● PROBLEM DESCRIPTION:
Make an exact copy of the lines below.

>> Start RECORDED DATA

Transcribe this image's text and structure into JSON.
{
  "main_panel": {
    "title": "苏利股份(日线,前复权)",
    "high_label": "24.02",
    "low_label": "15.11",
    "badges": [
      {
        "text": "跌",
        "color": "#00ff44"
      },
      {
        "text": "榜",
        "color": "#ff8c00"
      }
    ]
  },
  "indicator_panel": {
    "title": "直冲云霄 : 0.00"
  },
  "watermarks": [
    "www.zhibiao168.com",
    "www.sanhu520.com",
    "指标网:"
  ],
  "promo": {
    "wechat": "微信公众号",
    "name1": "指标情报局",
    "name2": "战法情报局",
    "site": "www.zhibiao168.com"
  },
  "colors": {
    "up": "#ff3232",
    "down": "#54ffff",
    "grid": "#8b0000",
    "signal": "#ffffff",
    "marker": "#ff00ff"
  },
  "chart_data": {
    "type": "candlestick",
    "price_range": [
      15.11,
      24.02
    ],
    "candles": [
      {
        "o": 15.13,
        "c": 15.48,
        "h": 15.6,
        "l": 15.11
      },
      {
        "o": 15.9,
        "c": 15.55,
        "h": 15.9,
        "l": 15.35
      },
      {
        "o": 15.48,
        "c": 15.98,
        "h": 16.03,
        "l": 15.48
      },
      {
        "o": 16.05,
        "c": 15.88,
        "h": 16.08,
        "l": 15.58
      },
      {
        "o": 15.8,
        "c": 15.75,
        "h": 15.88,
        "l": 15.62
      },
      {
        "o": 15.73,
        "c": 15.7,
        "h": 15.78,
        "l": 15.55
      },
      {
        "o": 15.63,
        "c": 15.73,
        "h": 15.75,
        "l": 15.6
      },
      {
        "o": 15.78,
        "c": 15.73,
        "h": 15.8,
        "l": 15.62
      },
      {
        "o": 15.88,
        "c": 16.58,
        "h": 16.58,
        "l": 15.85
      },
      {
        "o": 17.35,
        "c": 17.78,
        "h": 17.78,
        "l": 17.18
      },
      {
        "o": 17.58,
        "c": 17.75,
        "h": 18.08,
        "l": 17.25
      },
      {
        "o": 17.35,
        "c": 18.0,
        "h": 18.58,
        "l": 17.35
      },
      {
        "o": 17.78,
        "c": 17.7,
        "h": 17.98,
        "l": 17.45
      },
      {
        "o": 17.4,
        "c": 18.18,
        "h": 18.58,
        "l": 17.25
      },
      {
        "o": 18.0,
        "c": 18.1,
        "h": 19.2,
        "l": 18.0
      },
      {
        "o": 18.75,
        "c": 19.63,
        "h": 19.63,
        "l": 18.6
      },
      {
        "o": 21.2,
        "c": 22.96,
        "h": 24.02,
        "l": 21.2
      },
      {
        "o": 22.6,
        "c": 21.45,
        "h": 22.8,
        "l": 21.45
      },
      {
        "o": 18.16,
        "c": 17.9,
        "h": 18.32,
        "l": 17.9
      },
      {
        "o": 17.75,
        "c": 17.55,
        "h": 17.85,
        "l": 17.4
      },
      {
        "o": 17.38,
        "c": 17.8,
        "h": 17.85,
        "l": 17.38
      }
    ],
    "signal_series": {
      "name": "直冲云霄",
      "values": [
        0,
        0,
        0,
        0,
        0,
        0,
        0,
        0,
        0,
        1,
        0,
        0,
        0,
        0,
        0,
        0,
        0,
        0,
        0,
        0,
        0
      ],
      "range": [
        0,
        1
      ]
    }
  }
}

>> End RECORDED DATA

● RESULT OF THE EXERCISE:
Transcribe this image's text and structure into JSON.
{
  "main_panel": {
    "title": "苏利股份(日线,前复权)",
    "high_label": "24.02",
    "low_label": "15.11",
    "badges": [
      {
        "text": "跌",
        "color": "#00ff44"
      },
      {
        "text": "榜",
        "color": "#ff8c00"
      }
    ]
  },
  "indicator_panel": {
    "title": "直冲云霄 : 0.00"
  },
  "watermarks": [
    "www.zhibiao168.com",
    "www.sanhu520.com",
    "指标网:"
  ],
  "promo": {
    "wechat": "微信公众号",
    "name1": "指标情报局",
    "name2": "战法情报局",
    "site": "www.zhibiao168.com"
  },
  "colors": {
    "up": "#ff3232",
    "down": "#54ffff",
    "grid": "#8b0000",
    "signal": "#ffffff",
    "marker": "#ff00ff"
  },
  "chart_data": {
    "type": "candlestick",
    "price_range": [
      15.11,
      24.02
    ],
    "candles": [
      {
        "o": 15.13,
        "c": 15.48,
        "h": 15.6,
        "l": 15.11
      },
      {
        "o": 15.9,
        "c": 15.55,
        "h": 15.9,
        "l": 15.35
      },
      {
        "o": 15.48,
        "c": 15.98,
        "h": 16.03,
        "l": 15.48
      },
      {
        "o": 16.05,
        "c": 15.88,
        "h": 16.08,
        "l": 15.58
      },
      {
        "o": 15.8,
        "c": 15.75,
        "h": 15.88,
        "l": 15.62
      },
      {
        "o": 15.73,
        "c": 15.7,
        "h": 15.78,
        "l": 15.55
      },
      {
        "o": 15.63,
        "c": 15.73,
        "h": 15.75,
        "l": 15.6
      },
      {
        "o": 15.78,
        "c": 15.73,
        "h": 15.8,
        "l": 15.62
      },
      {
        "o": 15.88,
        "c": 16.58,
        "h": 16.58,
        "l": 15.85
      },
      {
        "o": 17.35,
        "c": 17.78,
        "h": 17.78,
        "l": 17.18
      },
      {
        "o": 17.58,
        "c": 17.75,
        "h": 18.08,
        "l": 17.25
      },
      {
        "o": 17.35,
        "c": 18.0,
        "h": 18.58,
        "l": 17.35
      },
      {
        "o": 17.78,
        "c": 17.7,
        "h": 17.98,
        "l": 17.45
      },
      {
        "o": 17.4,
        "c": 18.18,
        "h": 18.58,
        "l": 17.25
      },
      {
        "o": 18.0,
        "c": 18.1,
        "h": 19.2,
        "l": 18.0
      },
      {
        "o": 18.75,
        "c": 19.63,
        "h": 19.63,
        "l": 18.6
      },
      {
        "o": 21.2,
        "c": 22.96,
        "h": 24.02,
        "l": 21.2
      },
      {
        "o": 22.6,
        "c": 21.45,
        "h": 22.8,
        "l": 21.45
      },
      {
        "o": 18.16,
        "c": 17.9,
        "h": 18.32,
        "l": 17.9
      },
      {
        "o": 17.75,
        "c": 17.55,
        "h": 17.85,
        "l": 17.4
      },
      {
        "o": 17.38,
        "c": 17.8,
        "h": 17.85,
        "l": 17.38
      }
    ],
    "signal_series": {
      "name": "直冲云霄",
      "values": [
        0,
        0,
        0,
        0,
        0,
        0,
        0,
        0,
        0,
        1,
        0,
        0,
        0,
        0,
        0,
        0,
        0,
        0,
        0,
        0,
        0
      ],
      "range": [
        0,
        1
      ]
    }
  }
}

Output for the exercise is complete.